== OBJECTIVE ==
Repeat the material below exactly, with no pictures.

== Entries taken from a collection ==
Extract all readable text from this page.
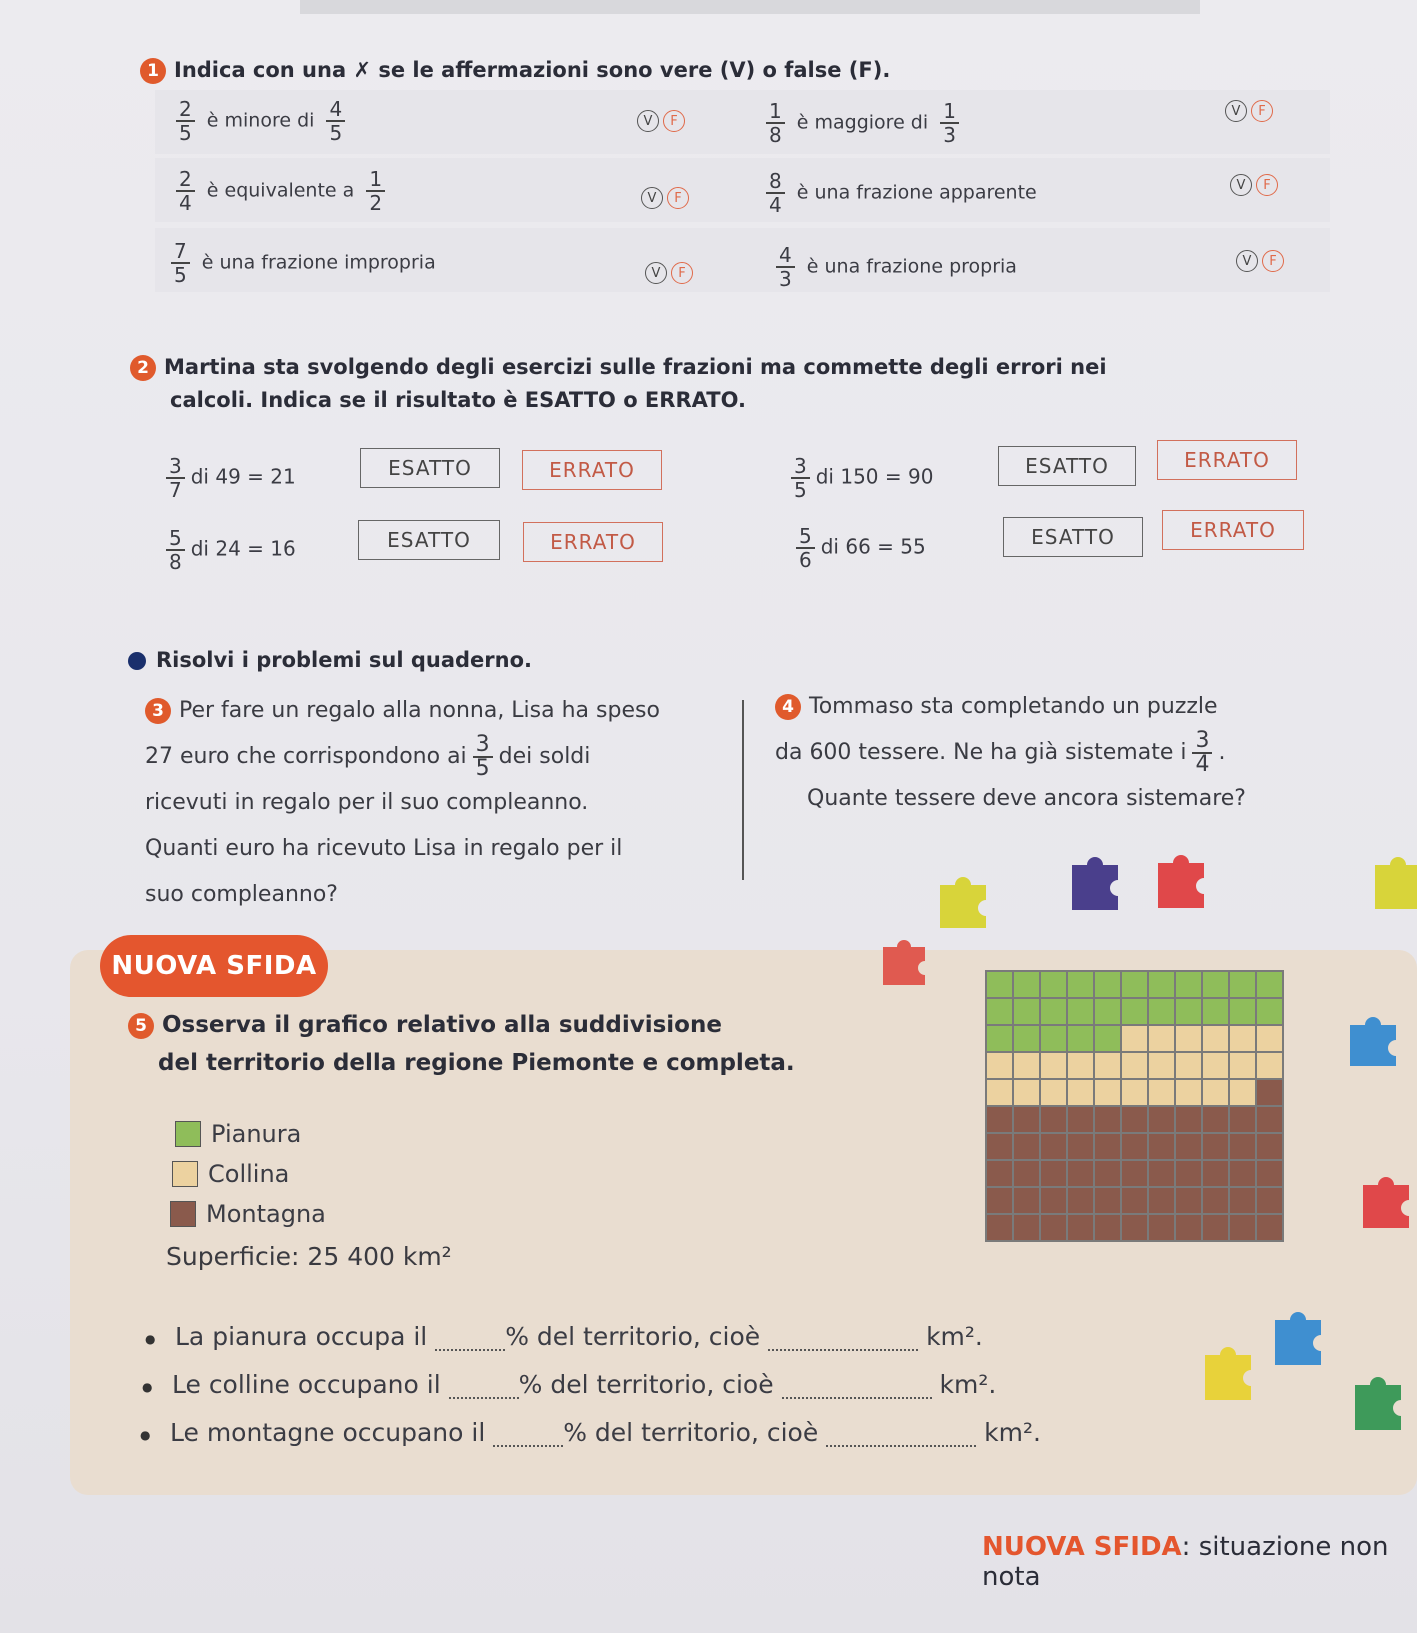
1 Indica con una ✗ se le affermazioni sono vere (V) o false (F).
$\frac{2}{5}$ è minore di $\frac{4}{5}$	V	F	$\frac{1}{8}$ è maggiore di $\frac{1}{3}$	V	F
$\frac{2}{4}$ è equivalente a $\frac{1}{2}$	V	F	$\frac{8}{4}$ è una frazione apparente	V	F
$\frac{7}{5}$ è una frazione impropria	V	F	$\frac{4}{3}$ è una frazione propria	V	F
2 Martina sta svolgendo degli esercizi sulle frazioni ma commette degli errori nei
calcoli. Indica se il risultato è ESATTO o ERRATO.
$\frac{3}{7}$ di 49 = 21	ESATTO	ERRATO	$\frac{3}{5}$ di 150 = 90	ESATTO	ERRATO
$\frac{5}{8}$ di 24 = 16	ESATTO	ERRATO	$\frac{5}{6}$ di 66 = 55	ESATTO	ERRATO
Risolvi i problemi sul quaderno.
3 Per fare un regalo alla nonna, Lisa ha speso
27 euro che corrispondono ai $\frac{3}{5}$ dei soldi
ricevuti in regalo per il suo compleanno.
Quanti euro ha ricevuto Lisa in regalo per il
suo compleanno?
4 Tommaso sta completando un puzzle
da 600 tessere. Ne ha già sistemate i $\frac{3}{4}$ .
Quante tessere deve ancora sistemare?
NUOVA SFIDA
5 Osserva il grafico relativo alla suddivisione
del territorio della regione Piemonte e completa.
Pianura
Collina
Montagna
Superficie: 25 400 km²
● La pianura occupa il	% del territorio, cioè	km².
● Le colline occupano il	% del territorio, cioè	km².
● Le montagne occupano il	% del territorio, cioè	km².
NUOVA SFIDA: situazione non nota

== OUTPUT OF THE TASK ==
Extract all readable text from this page.
1 Indica con una ✗ se le affermazioni sono vere (V) o false (F).
$\frac{2}{5}$ è minore di $\frac{4}{5}$	V	F	$\frac{1}{8}$ è maggiore di $\frac{1}{3}$	V	F
$\frac{2}{4}$ è equivalente a $\frac{1}{2}$	V	F	$\frac{8}{4}$ è una frazione apparente	V	F
$\frac{7}{5}$ è una frazione impropria	V	F	$\frac{4}{3}$ è una frazione propria	V	F
2 Martina sta svolgendo degli esercizi sulle frazioni ma commette degli errori nei
calcoli. Indica se il risultato è ESATTO o ERRATO.
$\frac{3}{7}$ di 49 = 21	ESATTO	ERRATO	$\frac{3}{5}$ di 150 = 90	ESATTO	ERRATO
$\frac{5}{8}$ di 24 = 16	ESATTO	ERRATO	$\frac{5}{6}$ di 66 = 55	ESATTO	ERRATO
Risolvi i problemi sul quaderno.
3 Per fare un regalo alla nonna, Lisa ha speso
27 euro che corrispondono ai $\frac{3}{5}$ dei soldi
ricevuti in regalo per il suo compleanno.
Quanti euro ha ricevuto Lisa in regalo per il
suo compleanno?
4 Tommaso sta completando un puzzle
da 600 tessere. Ne ha già sistemate i $\frac{3}{4}$ .
Quante tessere deve ancora sistemare?
NUOVA SFIDA
5 Osserva il grafico relativo alla suddivisione
del territorio della regione Piemonte e completa.
Pianura
Collina
Montagna
Superficie: 25 400 km²
● La pianura occupa il	% del territorio, cioè	km².
● Le colline occupano il	% del territorio, cioè	km².
● Le montagne occupano il	% del territorio, cioè	km².
NUOVA SFIDA: situazione non nota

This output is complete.